=== Supplied material ===
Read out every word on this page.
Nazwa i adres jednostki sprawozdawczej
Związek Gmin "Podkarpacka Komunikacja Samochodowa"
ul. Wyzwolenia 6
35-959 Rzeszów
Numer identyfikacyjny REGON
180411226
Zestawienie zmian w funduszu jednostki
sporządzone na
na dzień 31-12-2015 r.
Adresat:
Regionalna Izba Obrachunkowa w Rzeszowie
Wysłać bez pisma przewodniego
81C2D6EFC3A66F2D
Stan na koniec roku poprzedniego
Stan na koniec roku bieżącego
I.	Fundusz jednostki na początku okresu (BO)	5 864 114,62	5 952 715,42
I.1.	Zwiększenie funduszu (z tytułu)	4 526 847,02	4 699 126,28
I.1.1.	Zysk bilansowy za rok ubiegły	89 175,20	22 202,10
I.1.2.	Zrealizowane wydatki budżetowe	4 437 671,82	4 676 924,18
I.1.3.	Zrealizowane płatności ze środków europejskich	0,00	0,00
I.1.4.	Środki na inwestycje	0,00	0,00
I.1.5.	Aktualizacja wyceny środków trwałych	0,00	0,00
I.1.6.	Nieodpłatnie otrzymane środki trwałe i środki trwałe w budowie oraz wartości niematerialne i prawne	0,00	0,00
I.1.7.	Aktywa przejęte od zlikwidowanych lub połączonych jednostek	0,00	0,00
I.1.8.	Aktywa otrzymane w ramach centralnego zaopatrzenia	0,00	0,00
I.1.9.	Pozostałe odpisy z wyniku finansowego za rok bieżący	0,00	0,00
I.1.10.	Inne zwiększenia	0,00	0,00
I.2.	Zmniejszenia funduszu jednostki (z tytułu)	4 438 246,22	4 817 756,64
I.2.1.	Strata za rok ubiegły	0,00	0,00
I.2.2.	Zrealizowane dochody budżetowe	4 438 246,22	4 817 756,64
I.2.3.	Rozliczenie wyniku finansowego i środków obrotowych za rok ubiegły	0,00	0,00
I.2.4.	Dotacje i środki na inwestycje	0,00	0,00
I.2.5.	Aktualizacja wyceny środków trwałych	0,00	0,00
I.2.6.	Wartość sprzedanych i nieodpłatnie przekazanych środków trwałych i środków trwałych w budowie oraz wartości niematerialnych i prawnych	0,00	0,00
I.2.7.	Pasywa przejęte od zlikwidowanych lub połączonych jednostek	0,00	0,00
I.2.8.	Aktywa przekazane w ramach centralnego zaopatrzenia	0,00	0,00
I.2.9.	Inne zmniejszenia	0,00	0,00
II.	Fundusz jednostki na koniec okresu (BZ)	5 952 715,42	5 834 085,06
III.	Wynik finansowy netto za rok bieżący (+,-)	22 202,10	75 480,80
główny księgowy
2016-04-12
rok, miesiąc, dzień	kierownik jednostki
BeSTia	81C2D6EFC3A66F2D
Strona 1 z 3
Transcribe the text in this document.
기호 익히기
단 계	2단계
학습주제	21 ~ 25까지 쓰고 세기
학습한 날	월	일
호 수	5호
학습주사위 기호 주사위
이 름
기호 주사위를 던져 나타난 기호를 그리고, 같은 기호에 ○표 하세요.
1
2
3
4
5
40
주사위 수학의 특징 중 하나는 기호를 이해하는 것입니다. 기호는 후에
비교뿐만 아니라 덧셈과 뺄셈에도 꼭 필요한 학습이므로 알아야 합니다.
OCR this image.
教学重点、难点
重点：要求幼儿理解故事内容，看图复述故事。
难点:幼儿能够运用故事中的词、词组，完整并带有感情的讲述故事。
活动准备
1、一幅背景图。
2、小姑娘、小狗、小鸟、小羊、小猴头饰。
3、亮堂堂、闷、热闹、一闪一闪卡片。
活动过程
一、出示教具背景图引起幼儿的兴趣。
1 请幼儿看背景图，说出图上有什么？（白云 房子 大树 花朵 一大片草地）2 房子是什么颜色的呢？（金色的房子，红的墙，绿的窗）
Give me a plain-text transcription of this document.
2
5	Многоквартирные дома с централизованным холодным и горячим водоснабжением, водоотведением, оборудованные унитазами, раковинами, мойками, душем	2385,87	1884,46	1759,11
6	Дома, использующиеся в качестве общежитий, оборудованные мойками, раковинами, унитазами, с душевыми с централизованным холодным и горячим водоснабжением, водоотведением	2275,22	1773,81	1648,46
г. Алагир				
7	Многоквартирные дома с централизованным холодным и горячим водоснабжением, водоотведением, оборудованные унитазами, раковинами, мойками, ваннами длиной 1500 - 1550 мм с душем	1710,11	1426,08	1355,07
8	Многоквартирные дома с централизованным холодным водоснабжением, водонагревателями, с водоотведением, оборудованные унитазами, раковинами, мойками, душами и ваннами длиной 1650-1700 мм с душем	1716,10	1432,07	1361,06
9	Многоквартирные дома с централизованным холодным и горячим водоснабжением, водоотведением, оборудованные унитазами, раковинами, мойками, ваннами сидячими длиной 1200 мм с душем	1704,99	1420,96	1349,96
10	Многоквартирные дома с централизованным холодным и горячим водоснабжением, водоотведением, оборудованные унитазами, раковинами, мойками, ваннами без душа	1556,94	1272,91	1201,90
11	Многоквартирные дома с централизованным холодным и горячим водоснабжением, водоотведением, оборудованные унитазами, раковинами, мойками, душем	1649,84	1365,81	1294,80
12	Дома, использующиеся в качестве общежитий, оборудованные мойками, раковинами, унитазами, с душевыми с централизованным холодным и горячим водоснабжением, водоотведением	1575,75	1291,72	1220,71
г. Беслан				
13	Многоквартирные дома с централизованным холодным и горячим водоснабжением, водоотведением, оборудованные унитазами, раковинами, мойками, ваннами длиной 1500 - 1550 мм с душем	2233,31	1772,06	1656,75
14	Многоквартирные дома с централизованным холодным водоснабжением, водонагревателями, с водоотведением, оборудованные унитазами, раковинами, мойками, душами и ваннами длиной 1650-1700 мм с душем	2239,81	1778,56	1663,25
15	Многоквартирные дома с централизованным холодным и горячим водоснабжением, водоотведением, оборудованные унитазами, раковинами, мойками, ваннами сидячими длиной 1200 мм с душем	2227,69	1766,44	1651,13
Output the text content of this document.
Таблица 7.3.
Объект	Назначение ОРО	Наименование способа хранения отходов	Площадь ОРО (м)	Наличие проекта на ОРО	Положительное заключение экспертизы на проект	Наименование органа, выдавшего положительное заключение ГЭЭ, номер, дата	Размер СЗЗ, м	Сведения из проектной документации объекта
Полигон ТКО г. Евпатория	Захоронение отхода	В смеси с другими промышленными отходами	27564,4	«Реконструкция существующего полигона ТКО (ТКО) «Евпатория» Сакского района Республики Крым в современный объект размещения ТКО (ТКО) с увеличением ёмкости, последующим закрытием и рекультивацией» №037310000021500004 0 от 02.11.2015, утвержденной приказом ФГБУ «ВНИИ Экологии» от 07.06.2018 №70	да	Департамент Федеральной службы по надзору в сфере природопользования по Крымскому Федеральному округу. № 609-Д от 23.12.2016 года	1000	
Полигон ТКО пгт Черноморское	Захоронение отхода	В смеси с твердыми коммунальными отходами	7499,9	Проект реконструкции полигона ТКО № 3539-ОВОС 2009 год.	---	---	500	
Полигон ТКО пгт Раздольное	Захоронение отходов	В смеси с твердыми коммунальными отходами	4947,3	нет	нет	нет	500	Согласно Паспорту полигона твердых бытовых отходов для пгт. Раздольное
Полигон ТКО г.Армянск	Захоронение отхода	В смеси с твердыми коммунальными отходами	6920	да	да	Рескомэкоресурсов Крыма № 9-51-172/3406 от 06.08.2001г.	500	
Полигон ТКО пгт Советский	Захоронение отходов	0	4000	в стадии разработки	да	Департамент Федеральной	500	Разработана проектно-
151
===
Exercise aim:
Select and copy each line from the data that includes the word "funduszu".

Task response:
Zestawienie zmian w funduszu jednostki
I.1.	Zwiększenie funduszu (z tytułu)	4 526 847,02	4 699 126,28
I.2.	Zmniejszenia funduszu jednostki (z tytułu)	4 438 246,22	4 817 756,64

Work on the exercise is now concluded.